◆ Description of the task: Copy the following entries word for word, leaving out the pictures.

◆ Data lines:
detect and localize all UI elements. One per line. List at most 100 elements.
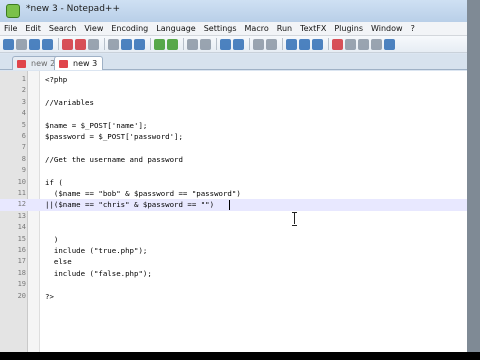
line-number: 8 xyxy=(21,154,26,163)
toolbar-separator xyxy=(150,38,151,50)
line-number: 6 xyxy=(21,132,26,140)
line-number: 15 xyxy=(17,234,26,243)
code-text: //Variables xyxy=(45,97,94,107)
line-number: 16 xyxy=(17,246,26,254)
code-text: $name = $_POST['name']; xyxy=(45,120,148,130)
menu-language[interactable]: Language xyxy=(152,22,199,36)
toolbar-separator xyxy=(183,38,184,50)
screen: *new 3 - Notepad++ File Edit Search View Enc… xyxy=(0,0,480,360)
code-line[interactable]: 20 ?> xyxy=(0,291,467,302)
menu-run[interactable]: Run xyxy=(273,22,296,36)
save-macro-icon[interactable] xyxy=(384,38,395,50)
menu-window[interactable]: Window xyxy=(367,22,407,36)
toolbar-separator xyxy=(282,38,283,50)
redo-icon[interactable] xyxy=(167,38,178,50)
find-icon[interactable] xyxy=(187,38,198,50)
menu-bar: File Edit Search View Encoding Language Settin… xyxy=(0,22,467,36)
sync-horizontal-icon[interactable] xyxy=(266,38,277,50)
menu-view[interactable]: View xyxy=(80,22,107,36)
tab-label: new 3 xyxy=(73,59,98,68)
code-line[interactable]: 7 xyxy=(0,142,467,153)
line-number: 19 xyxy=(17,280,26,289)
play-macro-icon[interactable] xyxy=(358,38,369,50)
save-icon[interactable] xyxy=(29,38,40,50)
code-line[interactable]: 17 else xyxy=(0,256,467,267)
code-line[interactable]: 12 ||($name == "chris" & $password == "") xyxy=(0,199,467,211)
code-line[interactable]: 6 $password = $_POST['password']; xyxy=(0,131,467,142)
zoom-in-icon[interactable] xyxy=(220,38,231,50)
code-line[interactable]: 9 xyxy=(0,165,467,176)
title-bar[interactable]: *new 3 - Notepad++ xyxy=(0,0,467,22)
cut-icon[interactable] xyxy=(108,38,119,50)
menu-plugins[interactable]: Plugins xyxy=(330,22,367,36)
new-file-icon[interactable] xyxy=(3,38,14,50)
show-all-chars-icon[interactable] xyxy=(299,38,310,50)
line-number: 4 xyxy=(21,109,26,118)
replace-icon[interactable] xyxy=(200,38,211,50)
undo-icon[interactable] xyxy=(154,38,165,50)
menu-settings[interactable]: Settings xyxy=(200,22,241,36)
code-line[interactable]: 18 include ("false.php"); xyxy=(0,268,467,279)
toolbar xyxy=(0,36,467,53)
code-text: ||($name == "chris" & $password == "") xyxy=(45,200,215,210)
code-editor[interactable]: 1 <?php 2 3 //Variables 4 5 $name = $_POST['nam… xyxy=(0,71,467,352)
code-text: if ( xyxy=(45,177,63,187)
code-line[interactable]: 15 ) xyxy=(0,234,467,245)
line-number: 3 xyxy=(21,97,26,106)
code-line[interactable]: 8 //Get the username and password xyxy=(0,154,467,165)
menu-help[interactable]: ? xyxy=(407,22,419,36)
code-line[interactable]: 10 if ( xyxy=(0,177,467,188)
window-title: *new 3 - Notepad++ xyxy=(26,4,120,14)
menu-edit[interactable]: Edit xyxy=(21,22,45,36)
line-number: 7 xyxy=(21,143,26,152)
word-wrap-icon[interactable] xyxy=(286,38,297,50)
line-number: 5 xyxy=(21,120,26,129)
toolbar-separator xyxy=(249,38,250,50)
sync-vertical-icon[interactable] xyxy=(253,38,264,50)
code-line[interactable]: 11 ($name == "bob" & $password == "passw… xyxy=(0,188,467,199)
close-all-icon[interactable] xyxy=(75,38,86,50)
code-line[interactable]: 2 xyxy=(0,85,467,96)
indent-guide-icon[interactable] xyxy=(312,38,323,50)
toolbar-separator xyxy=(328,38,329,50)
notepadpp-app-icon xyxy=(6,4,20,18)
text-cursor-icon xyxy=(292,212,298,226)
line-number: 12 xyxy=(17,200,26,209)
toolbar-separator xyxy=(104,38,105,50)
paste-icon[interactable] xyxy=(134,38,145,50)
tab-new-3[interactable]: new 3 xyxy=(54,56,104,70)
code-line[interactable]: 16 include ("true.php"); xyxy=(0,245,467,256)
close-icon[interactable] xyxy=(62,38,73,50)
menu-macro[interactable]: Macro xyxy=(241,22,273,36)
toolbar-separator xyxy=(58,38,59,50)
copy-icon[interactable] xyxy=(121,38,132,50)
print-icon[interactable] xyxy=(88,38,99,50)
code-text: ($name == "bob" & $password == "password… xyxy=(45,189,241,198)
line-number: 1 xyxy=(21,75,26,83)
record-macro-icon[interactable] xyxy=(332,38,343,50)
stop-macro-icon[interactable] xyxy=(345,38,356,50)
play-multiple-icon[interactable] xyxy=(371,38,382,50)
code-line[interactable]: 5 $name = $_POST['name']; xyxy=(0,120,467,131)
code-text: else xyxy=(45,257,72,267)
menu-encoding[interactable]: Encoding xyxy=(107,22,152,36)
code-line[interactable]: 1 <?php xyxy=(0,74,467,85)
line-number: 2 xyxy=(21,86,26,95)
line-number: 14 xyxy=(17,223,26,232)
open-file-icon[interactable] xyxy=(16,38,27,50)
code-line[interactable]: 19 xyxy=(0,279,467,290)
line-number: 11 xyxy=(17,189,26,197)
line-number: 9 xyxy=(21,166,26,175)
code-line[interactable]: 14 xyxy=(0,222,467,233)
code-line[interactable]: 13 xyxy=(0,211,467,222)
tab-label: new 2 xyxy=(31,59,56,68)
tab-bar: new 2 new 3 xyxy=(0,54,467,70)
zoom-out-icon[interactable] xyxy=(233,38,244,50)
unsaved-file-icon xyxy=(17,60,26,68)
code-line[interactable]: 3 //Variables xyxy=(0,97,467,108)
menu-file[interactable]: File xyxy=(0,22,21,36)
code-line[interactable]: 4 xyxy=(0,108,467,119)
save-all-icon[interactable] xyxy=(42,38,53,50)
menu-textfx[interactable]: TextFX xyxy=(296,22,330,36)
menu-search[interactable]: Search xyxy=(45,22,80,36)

◆ Solution to this problem:
detect and localize all UI elements. One per line. List at most 100 elements.
line-number: 8 xyxy=(21,154,26,163)
toolbar-separator xyxy=(150,38,151,50)
line-number: 6 xyxy=(21,132,26,140)
line-number: 15 xyxy=(17,234,26,243)
code-text: //Variables xyxy=(45,97,94,107)
line-number: 16 xyxy=(17,246,26,254)
code-text: $name = $_POST['name']; xyxy=(45,120,148,130)
menu-language[interactable]: Language xyxy=(152,22,199,36)
toolbar-separator xyxy=(183,38,184,50)
screen: *new 3 - Notepad++ File Edit Search View Enc… xyxy=(0,0,480,360)
code-line[interactable]: 20 ?> xyxy=(0,291,467,302)
menu-run[interactable]: Run xyxy=(273,22,296,36)
save-macro-icon[interactable] xyxy=(384,38,395,50)
menu-window[interactable]: Window xyxy=(367,22,407,36)
toolbar-separator xyxy=(282,38,283,50)
redo-icon[interactable] xyxy=(167,38,178,50)
find-icon[interactable] xyxy=(187,38,198,50)
menu-bar: File Edit Search View Encoding Language Settin… xyxy=(0,22,467,36)
sync-horizontal-icon[interactable] xyxy=(266,38,277,50)
menu-view[interactable]: View xyxy=(80,22,107,36)
tab-label: new 3 xyxy=(73,59,98,68)
code-line[interactable]: 7 xyxy=(0,142,467,153)
line-number: 19 xyxy=(17,280,26,289)
play-macro-icon[interactable] xyxy=(358,38,369,50)
save-icon[interactable] xyxy=(29,38,40,50)
code-line[interactable]: 17 else xyxy=(0,256,467,267)
code-line[interactable]: 12 ||($name == "chris" & $password == "") xyxy=(0,199,467,211)
code-line[interactable]: 6 $password = $_POST['password']; xyxy=(0,131,467,142)
zoom-in-icon[interactable] xyxy=(220,38,231,50)
code-line[interactable]: 9 xyxy=(0,165,467,176)
title-bar[interactable]: *new 3 - Notepad++ xyxy=(0,0,467,22)
cut-icon[interactable] xyxy=(108,38,119,50)
menu-plugins[interactable]: Plugins xyxy=(330,22,367,36)
new-file-icon[interactable] xyxy=(3,38,14,50)
show-all-chars-icon[interactable] xyxy=(299,38,310,50)
line-number: 4 xyxy=(21,109,26,118)
replace-icon[interactable] xyxy=(200,38,211,50)
undo-icon[interactable] xyxy=(154,38,165,50)
menu-settings[interactable]: Settings xyxy=(200,22,241,36)
code-line[interactable]: 18 include ("false.php"); xyxy=(0,268,467,279)
toolbar xyxy=(0,36,467,53)
code-text: ||($name == "chris" & $password == "") xyxy=(45,200,215,210)
code-editor[interactable]: 1 <?php 2 3 //Variables 4 5 $name = $_POST['nam… xyxy=(0,71,467,352)
code-text: if ( xyxy=(45,177,63,187)
code-line[interactable]: 15 ) xyxy=(0,234,467,245)
line-number: 3 xyxy=(21,97,26,106)
code-line[interactable]: 8 //Get the username and password xyxy=(0,154,467,165)
menu-help[interactable]: ? xyxy=(407,22,419,36)
code-line[interactable]: 10 if ( xyxy=(0,177,467,188)
window-title: *new 3 - Notepad++ xyxy=(26,4,120,14)
menu-edit[interactable]: Edit xyxy=(21,22,45,36)
line-number: 7 xyxy=(21,143,26,152)
word-wrap-icon[interactable] xyxy=(286,38,297,50)
line-number: 5 xyxy=(21,120,26,129)
toolbar-separator xyxy=(249,38,250,50)
sync-vertical-icon[interactable] xyxy=(253,38,264,50)
code-line[interactable]: 11 ($name == "bob" & $password == "passw… xyxy=(0,188,467,199)
close-all-icon[interactable] xyxy=(75,38,86,50)
code-line[interactable]: 2 xyxy=(0,85,467,96)
indent-guide-icon[interactable] xyxy=(312,38,323,50)
toolbar-separator xyxy=(328,38,329,50)
notepadpp-app-icon xyxy=(6,4,20,18)
text-cursor-icon xyxy=(292,212,298,226)
line-number: 12 xyxy=(17,200,26,209)
toolbar-separator xyxy=(104,38,105,50)
paste-icon[interactable] xyxy=(134,38,145,50)
tab-new-3[interactable]: new 3 xyxy=(54,56,104,70)
code-line[interactable]: 16 include ("true.php"); xyxy=(0,245,467,256)
close-icon[interactable] xyxy=(62,38,73,50)
menu-macro[interactable]: Macro xyxy=(241,22,273,36)
toolbar-separator xyxy=(58,38,59,50)
copy-icon[interactable] xyxy=(121,38,132,50)
print-icon[interactable] xyxy=(88,38,99,50)
code-text: ($name == "bob" & $password == "password… xyxy=(45,189,241,198)
line-number: 1 xyxy=(21,75,26,83)
record-macro-icon[interactable] xyxy=(332,38,343,50)
stop-macro-icon[interactable] xyxy=(345,38,356,50)
play-multiple-icon[interactable] xyxy=(371,38,382,50)
code-line[interactable]: 5 $name = $_POST['name']; xyxy=(0,120,467,131)
code-text: else xyxy=(45,257,72,267)
menu-encoding[interactable]: Encoding xyxy=(107,22,152,36)
code-line[interactable]: 1 <?php xyxy=(0,74,467,85)
line-number: 2 xyxy=(21,86,26,95)
line-number: 14 xyxy=(17,223,26,232)
open-file-icon[interactable] xyxy=(16,38,27,50)
code-line[interactable]: 19 xyxy=(0,279,467,290)
line-number: 11 xyxy=(17,189,26,197)
line-number: 9 xyxy=(21,166,26,175)
code-line[interactable]: 14 xyxy=(0,222,467,233)
code-line[interactable]: 13 xyxy=(0,211,467,222)
tab-label: new 2 xyxy=(31,59,56,68)
tab-bar: new 2 new 3 xyxy=(0,54,467,70)
zoom-out-icon[interactable] xyxy=(233,38,244,50)
unsaved-file-icon xyxy=(17,60,26,68)
code-line[interactable]: 3 //Variables xyxy=(0,97,467,108)
menu-file[interactable]: File xyxy=(0,22,21,36)
code-line[interactable]: 4 xyxy=(0,108,467,119)
save-all-icon[interactable] xyxy=(42,38,53,50)
menu-textfx[interactable]: TextFX xyxy=(296,22,330,36)
menu-search[interactable]: Search xyxy=(45,22,80,36)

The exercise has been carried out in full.